__GOAL OF THE EXERCISE__:
Show every line of the records below that contains the word "plane".

-- start of RECORDS TO PROCESS --

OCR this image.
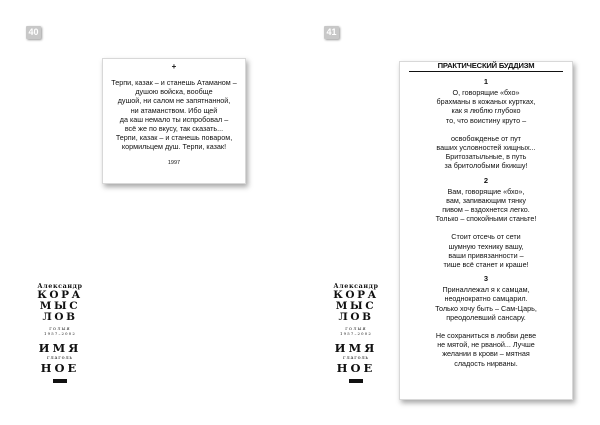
40
+
Терпи, казак – и станешь Атаманом –
душою войска, вообще
душой, ни салом не запятнанной,
ни атаманством. Ибо щей
да каш немало ты испробовал –
всё же по вкусу, так сказать...
Терпи, казак – и станешь поваром,
кормильцем душ. Терпи, казак!
1997
Александр
КОРА
МЫС
ЛОВ
ГОЛЫЯ
1957–2002
ИМЯ
глаголь
НОЕ
41
ПРАКТИЧЕСКИЙ БУДДИЗМ
1
О, говорящие «бхо»
брахманы в кожаных куртках,
как я люблю глубоко
то, что воистину круто –
освобожденье от пут
ваших условностей хищных...
Бритозатыльные, в путь
за бритолобыми бхикшу!
2
Вам, говорящие «бхо»,
вам, запивающим тянку
пивом – вздохнется легко.
Только – спокойными станьте!
Стоит отсечь от сети
шумную технику вашу,
ваши привязанности –
тише всё станет и краше!
3
Приналлежал я к самцам,
неоднократно самцарил.
Только хочу быть – Сам-Царь,
преодолевший сансару.
Не сохраниться в любви деве
не мятой, не рваной... Лучше
желании в крови – мятная
сладость нирваны.
Александр
КОРА
МЫС
ЛОВ
ГОЛЫЯ
1957–2002
ИМЯ
глаголь
НОЕ
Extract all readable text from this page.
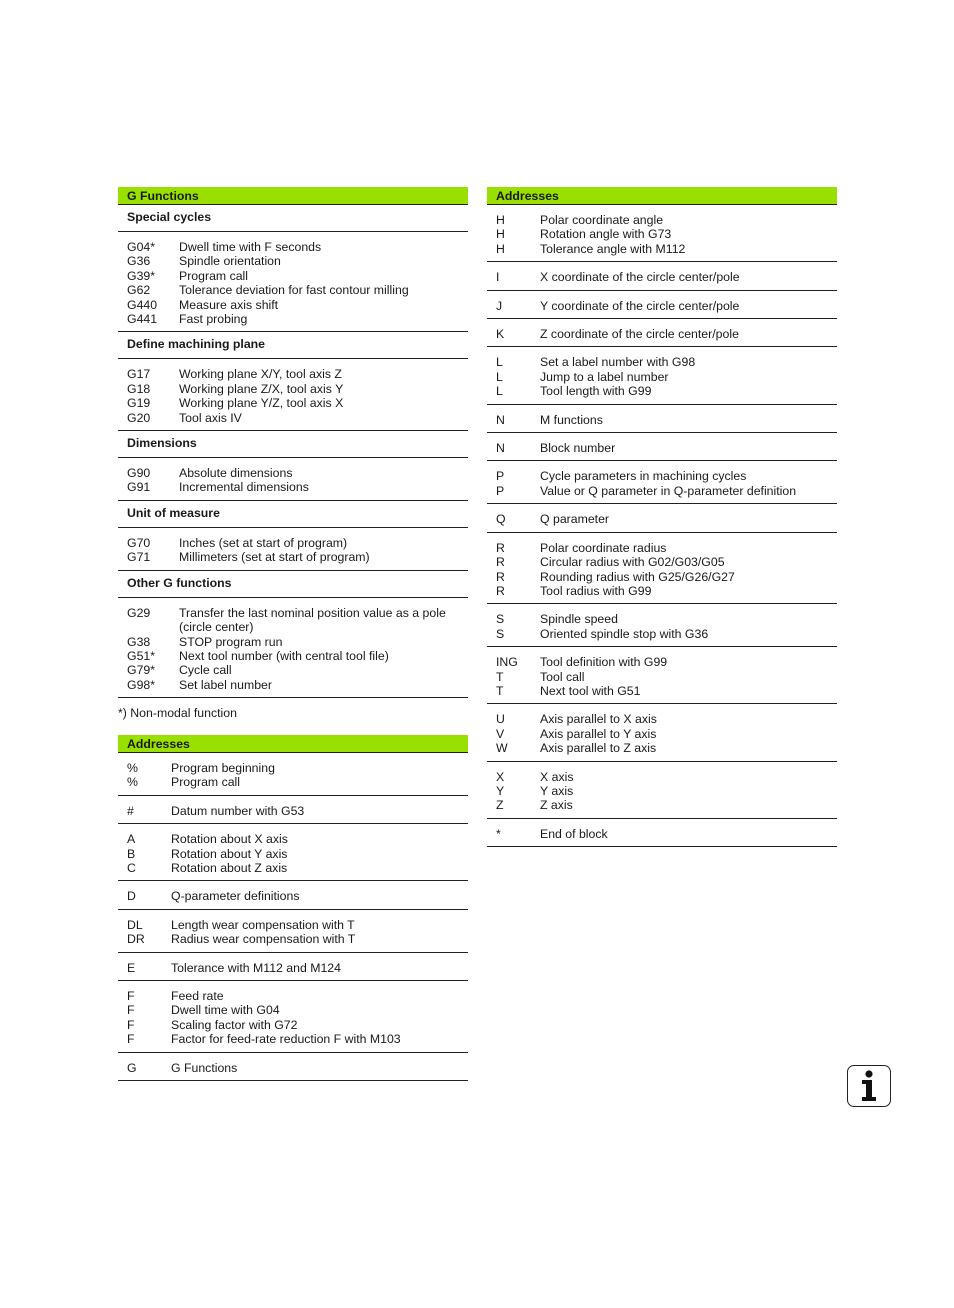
G Functions
Special cycles
G04*	Dwell time with F seconds
G36	Spindle orientation
G39*	Program call
G62	Tolerance deviation for fast contour milling
G440	Measure axis shift
G441	Fast probing
Define machining plane
G17	Working plane X/Y, tool axis Z
G18	Working plane Z/X, tool axis Y
G19	Working plane Y/Z, tool axis X
G20	Tool axis IV
Dimensions
G90	Absolute dimensions
G91	Incremental dimensions
Unit of measure
G70	Inches (set at start of program)
G71	Millimeters (set at start of program)
Other G functions
G29	Transfer the last nominal position value as a pole (circle center)
G38	STOP program run
G51*	Next tool number (with central tool file)
G79*	Cycle call
G98*	Set label number
*) Non-modal function
Addresses
%	Program beginning
%	Program call
#	Datum number with G53
A	Rotation about X axis
B	Rotation about Y axis
C	Rotation about Z axis
D	Q-parameter definitions
DL	Length wear compensation with T
DR	Radius wear compensation with T
E	Tolerance with M112 and M124
F	Feed rate
F	Dwell time with G04
F	Scaling factor with G72
F	Factor for feed-rate reduction F with M103
G	G Functions
Addresses
H	Polar coordinate angle
H	Rotation angle with G73
H	Tolerance angle with M112
I	X coordinate of the circle center/pole
J	Y coordinate of the circle center/pole
K	Z coordinate of the circle center/pole
L	Set a label number with G98
L	Jump to a label number
L	Tool length with G99
N	M functions
N	Block number
P	Cycle parameters in machining cycles
P	Value or Q parameter in Q-parameter definition
Q	Q parameter
R	Polar coordinate radius
R	Circular radius with G02/G03/G05
R	Rounding radius with G25/G26/G27
R	Tool radius with G99
S	Spindle speed
S	Oriented spindle stop with G36
ING	Tool definition with G99
T	Tool call
T	Next tool with G51
U	Axis parallel to X axis
V	Axis parallel to Y axis
W	Axis parallel to Z axis
X	X axis
Y	Y axis
Z	Z axis
*	End of block
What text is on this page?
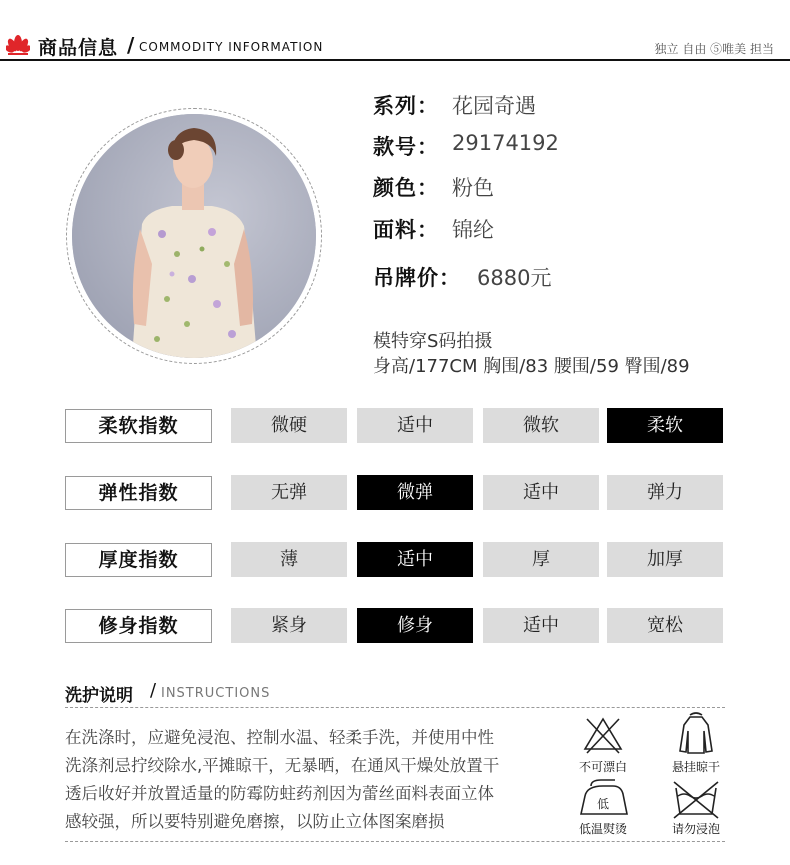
商品信息 / COMMODITY INFORMATION	独立 自由 ⑤唯美 担当
系列： 花园奇遇
款号： 29174192
颜色： 粉色
面料： 锦纶
吊牌价： 6880元
模特穿S码拍摄
身高/177CM 胸围/83 腰围/59 臀围/89
柔软指数	微硬	适中	微软	柔软
弹性指数	无弹	微弹	适中	弹力
厚度指数	薄	适中	厚	加厚
修身指数	紧身	修身	适中	宽松
洗护说明 / INSTRUCTIONS
在洗涤时，应避免浸泡、控制水温、轻柔手洗，并使用中性
洗涤剂忌拧绞除水,平摊晾干，无暴晒，在通风干燥处放置干
透后收好并放置适量的防霉防蛀药剂因为蕾丝面料表面立体
感较强，所以要特别避免磨擦，以防止立体图案磨损
不可漂白	悬挂晾干
低
低温熨烫	请勿浸泡
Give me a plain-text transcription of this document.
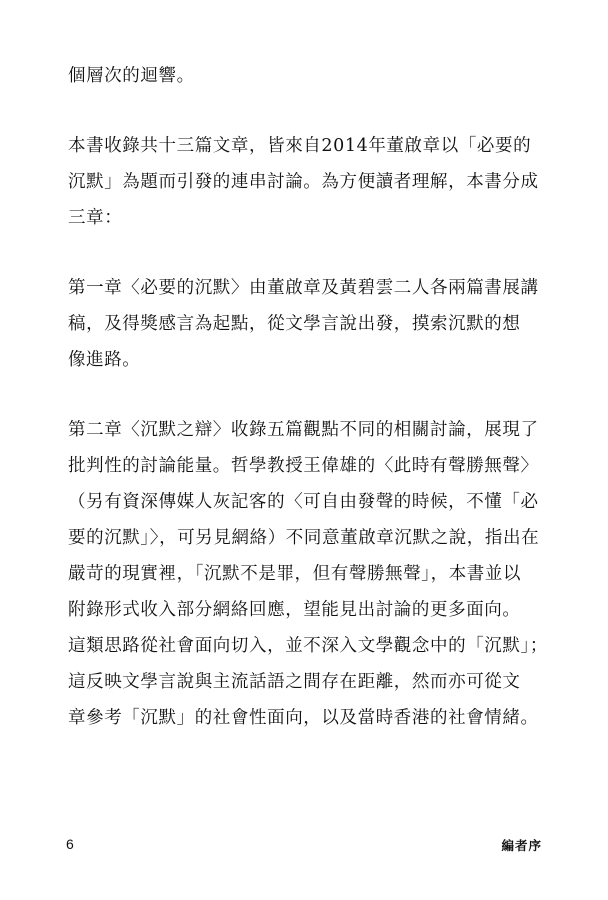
個層次的迴響。

本書收錄共十三篇文章，皆來自2014年董啟章以「必要的
沉默」為題而引發的連串討論。為方便讀者理解，本書分成
三章：

第一章〈必要的沉默〉由董啟章及黃碧雲二人各兩篇書展講
稿，及得獎感言為起點，從文學言說出發，摸索沉默的想
像進路。

第二章〈沉默之辯〉收錄五篇觀點不同的相關討論，展現了
批判性的討論能量。哲學教授王偉雄的〈此時有聲勝無聲〉
（另有資深傳媒人灰記客的〈可自由發聲的時候，不懂「必
要的沉默」〉，可另見網絡）不同意董啟章沉默之說，指出在
嚴苛的現實裡，「沉默不是罪，但有聲勝無聲」，本書並以
附錄形式收入部分網絡回應，望能見出討論的更多面向。
這類思路從社會面向切入，並不深入文學觀念中的「沉默」；
這反映文學言說與主流話語之間存在距離，然而亦可從文
章參考「沉默」的社會性面向，以及當時香港的社會情緒。

6	編者序
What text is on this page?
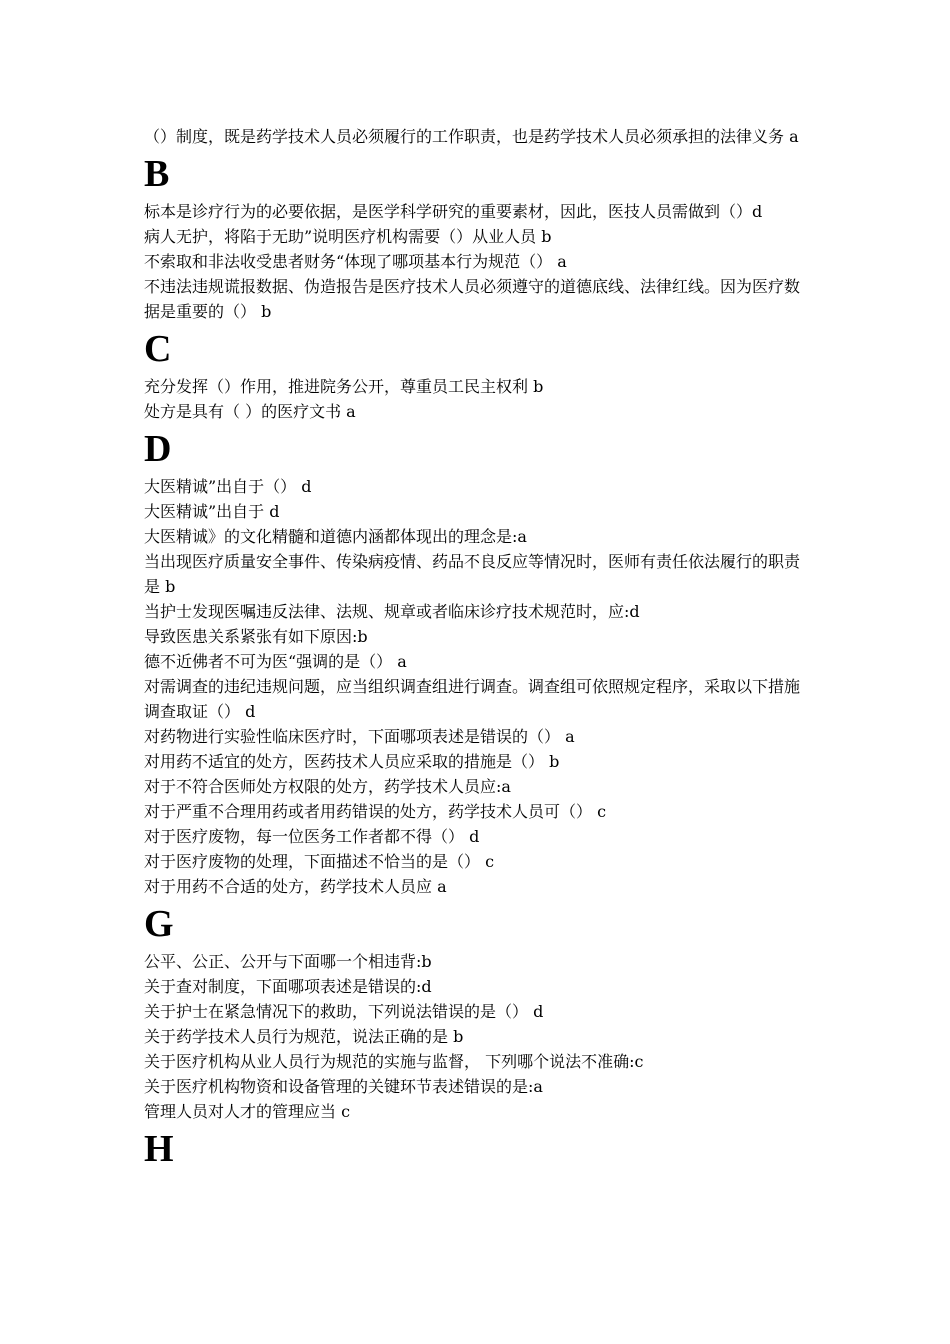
（）制度，既是药学技术人员必须履行的工作职责，也是药学技术人员必须承担的法律义务 a
B
标本是诊疗行为的必要依据，是医学科学研究的重要素材，因此，医技人员需做到（）d
病人无护，将陷于无助”说明医疗机构需要（）从业人员 b
不索取和非法收受患者财务“体现了哪项基本行为规范（） a
不违法违规谎报数据、伪造报告是医疗技术人员必须遵守的道德底线、法律红线。因为医疗数据是重要的（） b
C
充分发挥（）作用，推进院务公开，尊重员工民主权利 b
处方是具有（ ）的医疗文书 a
D
大医精诚”出自于（） d
大医精诚”出自于 d
大医精诚》的文化精髓和道德内涵都体现出的理念是:a
当出现医疗质量安全事件、传染病疫情、药品不良反应等情况时，医师有责任依法履行的职责是 b
当护士发现医嘱违反法律、法规、规章或者临床诊疗技术规范时，应:d
导致医患关系紧张有如下原因:b
德不近佛者不可为医“强调的是（） a
对需调查的违纪违规问题，应当组织调查组进行调查。调查组可依照规定程序，采取以下措施调查取证（） d
对药物进行实验性临床医疗时，下面哪项表述是错误的（） a
对用药不适宜的处方，医药技术人员应采取的措施是（） b
对于不符合医师处方权限的处方，药学技术人员应:a
对于严重不合理用药或者用药错误的处方，药学技术人员可（） c
对于医疗废物，每一位医务工作者都不得（） d
对于医疗废物的处理，下面描述不恰当的是（） c
对于用药不合适的处方，药学技术人员应 a
G
公平、公正、公开与下面哪一个相违背:b
关于查对制度，下面哪项表述是错误的:d
关于护士在紧急情况下的救助，下列说法错误的是（） d
关于药学技术人员行为规范，说法正确的是 b
关于医疗机构从业人员行为规范的实施与监督， 下列哪个说法不准确:c
关于医疗机构物资和设备管理的关键环节表述错误的是:a
管理人员对人才的管理应当 c
H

-- end of RECORDS TO PROCESS --

__TASK OUTPUT__:
Define machining plane
G17	Working plane X/Y, tool axis Z
G18	Working plane Z/X, tool axis Y
G19	Working plane Y/Z, tool axis X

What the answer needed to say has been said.